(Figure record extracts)
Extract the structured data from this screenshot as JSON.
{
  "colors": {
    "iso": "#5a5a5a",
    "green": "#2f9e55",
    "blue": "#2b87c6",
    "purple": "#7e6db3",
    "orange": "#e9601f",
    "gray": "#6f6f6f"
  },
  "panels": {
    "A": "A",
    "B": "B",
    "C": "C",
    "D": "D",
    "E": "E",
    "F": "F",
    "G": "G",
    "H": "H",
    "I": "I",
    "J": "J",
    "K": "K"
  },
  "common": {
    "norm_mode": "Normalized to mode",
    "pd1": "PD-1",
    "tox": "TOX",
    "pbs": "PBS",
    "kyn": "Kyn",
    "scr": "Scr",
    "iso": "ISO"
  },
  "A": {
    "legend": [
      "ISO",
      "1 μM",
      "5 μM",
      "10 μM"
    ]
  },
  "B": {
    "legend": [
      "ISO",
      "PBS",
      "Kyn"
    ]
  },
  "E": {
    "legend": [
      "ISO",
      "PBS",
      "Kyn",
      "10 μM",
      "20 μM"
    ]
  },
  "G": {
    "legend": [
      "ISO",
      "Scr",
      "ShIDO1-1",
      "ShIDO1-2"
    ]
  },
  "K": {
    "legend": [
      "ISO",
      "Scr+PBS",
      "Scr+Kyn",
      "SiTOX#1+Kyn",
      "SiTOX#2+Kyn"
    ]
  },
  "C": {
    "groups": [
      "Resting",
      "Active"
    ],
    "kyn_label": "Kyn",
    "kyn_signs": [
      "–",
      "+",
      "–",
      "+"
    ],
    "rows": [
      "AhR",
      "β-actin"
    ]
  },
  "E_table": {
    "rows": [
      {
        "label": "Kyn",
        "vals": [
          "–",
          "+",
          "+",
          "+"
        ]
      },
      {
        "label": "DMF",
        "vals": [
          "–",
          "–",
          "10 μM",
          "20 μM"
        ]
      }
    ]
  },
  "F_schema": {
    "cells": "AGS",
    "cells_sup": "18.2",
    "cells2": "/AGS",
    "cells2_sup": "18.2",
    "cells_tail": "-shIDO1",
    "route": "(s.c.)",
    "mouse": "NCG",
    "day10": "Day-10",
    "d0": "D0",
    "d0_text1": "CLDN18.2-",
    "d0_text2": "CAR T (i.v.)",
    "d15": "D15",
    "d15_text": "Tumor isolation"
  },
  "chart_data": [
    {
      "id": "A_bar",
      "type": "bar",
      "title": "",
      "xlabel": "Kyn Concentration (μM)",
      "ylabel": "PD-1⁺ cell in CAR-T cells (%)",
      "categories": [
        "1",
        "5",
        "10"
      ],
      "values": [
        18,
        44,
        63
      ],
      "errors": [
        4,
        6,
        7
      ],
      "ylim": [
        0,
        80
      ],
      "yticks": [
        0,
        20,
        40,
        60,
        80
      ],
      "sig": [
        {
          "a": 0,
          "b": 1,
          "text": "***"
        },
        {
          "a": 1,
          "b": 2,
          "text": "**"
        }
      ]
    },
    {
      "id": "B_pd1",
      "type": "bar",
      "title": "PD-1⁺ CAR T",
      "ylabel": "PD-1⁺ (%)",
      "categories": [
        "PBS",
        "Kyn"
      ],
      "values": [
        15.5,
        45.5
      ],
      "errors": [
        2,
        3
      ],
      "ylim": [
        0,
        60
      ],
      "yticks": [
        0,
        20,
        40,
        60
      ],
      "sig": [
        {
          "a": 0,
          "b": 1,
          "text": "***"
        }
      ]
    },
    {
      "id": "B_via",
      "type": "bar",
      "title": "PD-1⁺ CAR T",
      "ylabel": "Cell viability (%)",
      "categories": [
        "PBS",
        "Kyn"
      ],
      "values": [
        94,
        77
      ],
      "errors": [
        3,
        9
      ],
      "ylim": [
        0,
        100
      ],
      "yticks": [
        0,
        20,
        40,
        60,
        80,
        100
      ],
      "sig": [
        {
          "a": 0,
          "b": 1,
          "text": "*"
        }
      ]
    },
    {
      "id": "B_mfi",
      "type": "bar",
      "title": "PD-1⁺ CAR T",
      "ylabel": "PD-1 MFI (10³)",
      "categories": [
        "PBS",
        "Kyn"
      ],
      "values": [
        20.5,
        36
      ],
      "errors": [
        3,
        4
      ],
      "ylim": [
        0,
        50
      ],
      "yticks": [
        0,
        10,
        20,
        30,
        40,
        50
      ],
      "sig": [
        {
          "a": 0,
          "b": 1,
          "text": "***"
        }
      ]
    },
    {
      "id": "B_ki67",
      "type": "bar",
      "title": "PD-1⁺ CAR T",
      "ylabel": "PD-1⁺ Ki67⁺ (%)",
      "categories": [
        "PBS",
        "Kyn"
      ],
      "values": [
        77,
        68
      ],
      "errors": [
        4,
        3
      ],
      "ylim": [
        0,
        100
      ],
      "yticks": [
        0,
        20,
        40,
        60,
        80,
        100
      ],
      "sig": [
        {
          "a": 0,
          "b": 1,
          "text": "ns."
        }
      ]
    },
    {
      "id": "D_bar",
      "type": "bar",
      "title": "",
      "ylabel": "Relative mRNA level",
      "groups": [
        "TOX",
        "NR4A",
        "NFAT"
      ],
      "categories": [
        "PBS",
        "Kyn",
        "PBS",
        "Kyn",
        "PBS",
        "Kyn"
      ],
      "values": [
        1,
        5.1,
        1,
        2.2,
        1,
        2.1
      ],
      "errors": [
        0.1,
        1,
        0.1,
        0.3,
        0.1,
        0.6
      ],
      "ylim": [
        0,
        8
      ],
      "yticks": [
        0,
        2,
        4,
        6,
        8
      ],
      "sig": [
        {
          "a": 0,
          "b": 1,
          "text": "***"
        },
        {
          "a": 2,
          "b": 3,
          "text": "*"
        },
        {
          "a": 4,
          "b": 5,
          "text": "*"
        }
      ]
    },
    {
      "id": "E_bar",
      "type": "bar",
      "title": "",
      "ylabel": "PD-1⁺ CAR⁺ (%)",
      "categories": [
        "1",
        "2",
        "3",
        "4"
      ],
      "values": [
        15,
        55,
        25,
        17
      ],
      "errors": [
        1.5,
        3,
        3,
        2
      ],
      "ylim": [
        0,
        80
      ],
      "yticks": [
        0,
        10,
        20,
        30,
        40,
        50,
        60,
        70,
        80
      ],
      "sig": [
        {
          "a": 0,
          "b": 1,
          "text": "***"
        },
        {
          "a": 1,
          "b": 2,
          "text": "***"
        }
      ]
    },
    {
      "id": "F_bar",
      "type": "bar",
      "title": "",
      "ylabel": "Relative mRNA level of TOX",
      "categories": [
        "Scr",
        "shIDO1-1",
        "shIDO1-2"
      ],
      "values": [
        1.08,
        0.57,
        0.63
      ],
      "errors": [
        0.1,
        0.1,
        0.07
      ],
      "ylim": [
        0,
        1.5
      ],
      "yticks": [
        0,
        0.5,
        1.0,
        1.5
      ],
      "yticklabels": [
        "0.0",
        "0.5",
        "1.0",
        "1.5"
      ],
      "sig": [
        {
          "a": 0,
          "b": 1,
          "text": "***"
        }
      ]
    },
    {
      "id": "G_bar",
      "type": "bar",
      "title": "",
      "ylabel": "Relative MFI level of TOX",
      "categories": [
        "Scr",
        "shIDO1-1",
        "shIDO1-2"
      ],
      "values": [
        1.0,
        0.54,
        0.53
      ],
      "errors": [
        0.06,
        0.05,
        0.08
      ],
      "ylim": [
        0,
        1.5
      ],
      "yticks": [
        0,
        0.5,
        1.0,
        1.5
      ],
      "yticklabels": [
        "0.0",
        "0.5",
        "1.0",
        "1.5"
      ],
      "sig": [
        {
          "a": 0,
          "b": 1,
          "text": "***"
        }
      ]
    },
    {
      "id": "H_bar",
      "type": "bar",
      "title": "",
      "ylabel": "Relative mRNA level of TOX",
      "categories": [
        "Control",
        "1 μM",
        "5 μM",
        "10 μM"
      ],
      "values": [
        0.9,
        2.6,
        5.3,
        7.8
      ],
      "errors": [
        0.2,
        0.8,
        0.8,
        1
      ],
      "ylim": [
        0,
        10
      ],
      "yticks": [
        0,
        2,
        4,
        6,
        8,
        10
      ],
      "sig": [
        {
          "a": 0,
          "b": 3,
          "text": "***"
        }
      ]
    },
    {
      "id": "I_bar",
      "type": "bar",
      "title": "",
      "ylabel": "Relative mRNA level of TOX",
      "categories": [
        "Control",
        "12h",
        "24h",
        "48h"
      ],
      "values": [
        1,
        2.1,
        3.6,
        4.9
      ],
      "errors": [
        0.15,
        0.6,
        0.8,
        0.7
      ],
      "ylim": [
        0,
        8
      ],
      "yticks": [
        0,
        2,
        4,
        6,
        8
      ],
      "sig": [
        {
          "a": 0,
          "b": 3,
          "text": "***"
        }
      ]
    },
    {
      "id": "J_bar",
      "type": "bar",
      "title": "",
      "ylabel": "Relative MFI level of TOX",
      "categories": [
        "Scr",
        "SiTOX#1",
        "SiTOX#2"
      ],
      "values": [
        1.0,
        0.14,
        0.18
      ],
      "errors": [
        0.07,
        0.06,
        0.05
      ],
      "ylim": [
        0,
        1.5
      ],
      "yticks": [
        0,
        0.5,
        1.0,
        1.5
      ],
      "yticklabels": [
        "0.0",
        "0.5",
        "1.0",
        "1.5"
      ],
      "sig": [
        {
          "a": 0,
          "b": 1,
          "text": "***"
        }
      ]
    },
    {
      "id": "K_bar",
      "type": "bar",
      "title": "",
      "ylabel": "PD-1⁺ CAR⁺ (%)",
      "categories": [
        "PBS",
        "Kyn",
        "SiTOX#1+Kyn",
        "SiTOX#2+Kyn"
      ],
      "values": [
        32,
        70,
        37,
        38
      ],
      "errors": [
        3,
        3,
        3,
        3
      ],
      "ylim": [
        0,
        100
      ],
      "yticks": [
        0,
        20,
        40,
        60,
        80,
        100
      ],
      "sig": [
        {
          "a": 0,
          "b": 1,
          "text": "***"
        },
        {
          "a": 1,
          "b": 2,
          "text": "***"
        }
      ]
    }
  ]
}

(To do):
What is the number of lines above that contain "SiTOX"? Answer with that number only.

(Answer for the task):
6